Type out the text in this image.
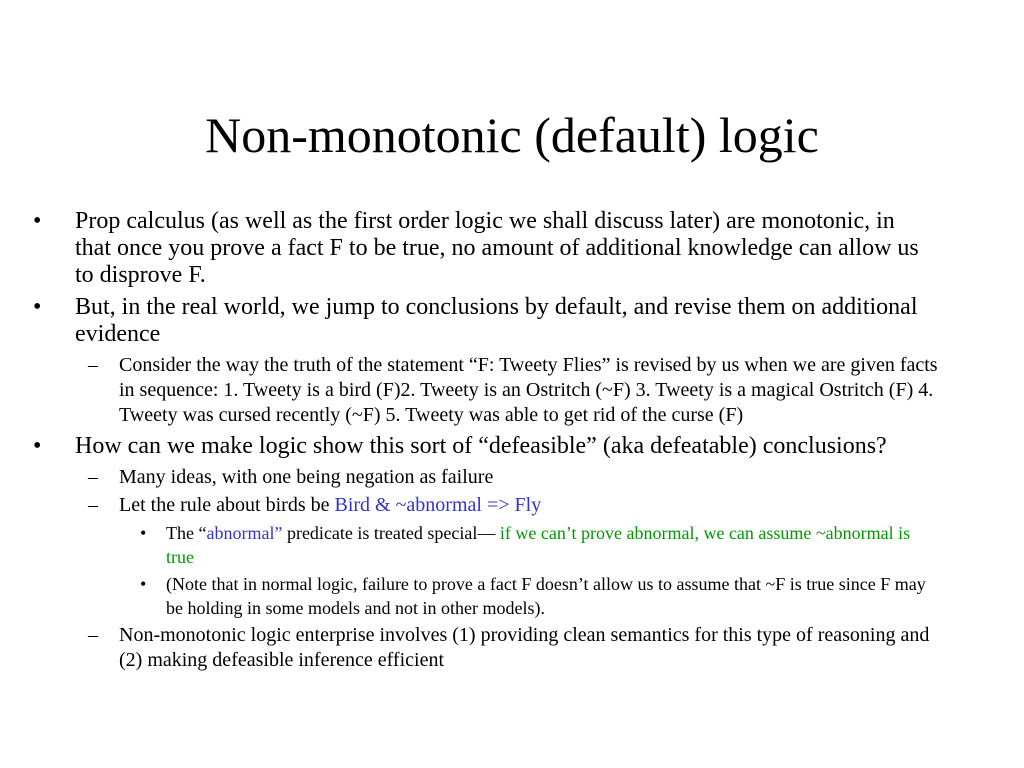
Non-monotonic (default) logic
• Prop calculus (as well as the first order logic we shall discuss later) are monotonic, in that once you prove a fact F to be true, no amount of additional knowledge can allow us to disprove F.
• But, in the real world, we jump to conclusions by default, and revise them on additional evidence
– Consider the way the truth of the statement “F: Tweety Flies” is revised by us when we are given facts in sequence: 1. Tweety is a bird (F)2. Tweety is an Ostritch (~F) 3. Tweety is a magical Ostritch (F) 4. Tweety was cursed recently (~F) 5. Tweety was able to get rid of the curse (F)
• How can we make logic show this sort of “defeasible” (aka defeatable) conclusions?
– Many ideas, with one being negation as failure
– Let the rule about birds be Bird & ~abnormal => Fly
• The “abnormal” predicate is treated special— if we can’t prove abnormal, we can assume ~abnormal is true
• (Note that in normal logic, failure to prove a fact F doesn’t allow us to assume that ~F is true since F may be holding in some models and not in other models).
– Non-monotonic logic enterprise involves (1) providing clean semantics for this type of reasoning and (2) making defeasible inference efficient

* _GIVEN INSTRUCTION_
Every line above should be returned word for word, with the pictures left behind.

* _EXERCISE RESPONSE_
Type out the text in this image.
Non-monotonic (default) logic
• Prop calculus (as well as the first order logic we shall discuss later) are monotonic, in that once you prove a fact F to be true, no amount of additional knowledge can allow us to disprove F.
• But, in the real world, we jump to conclusions by default, and revise them on additional evidence
– Consider the way the truth of the statement “F: Tweety Flies” is revised by us when we are given facts in sequence: 1. Tweety is a bird (F)2. Tweety is an Ostritch (~F) 3. Tweety is a magical Ostritch (F) 4. Tweety was cursed recently (~F) 5. Tweety was able to get rid of the curse (F)
• How can we make logic show this sort of “defeasible” (aka defeatable) conclusions?
– Many ideas, with one being negation as failure
– Let the rule about birds be Bird & ~abnormal => Fly
• The “abnormal” predicate is treated special— if we can’t prove abnormal, we can assume ~abnormal is true
• (Note that in normal logic, failure to prove a fact F doesn’t allow us to assume that ~F is true since F may be holding in some models and not in other models).
– Non-monotonic logic enterprise involves (1) providing clean semantics for this type of reasoning and (2) making defeasible inference efficient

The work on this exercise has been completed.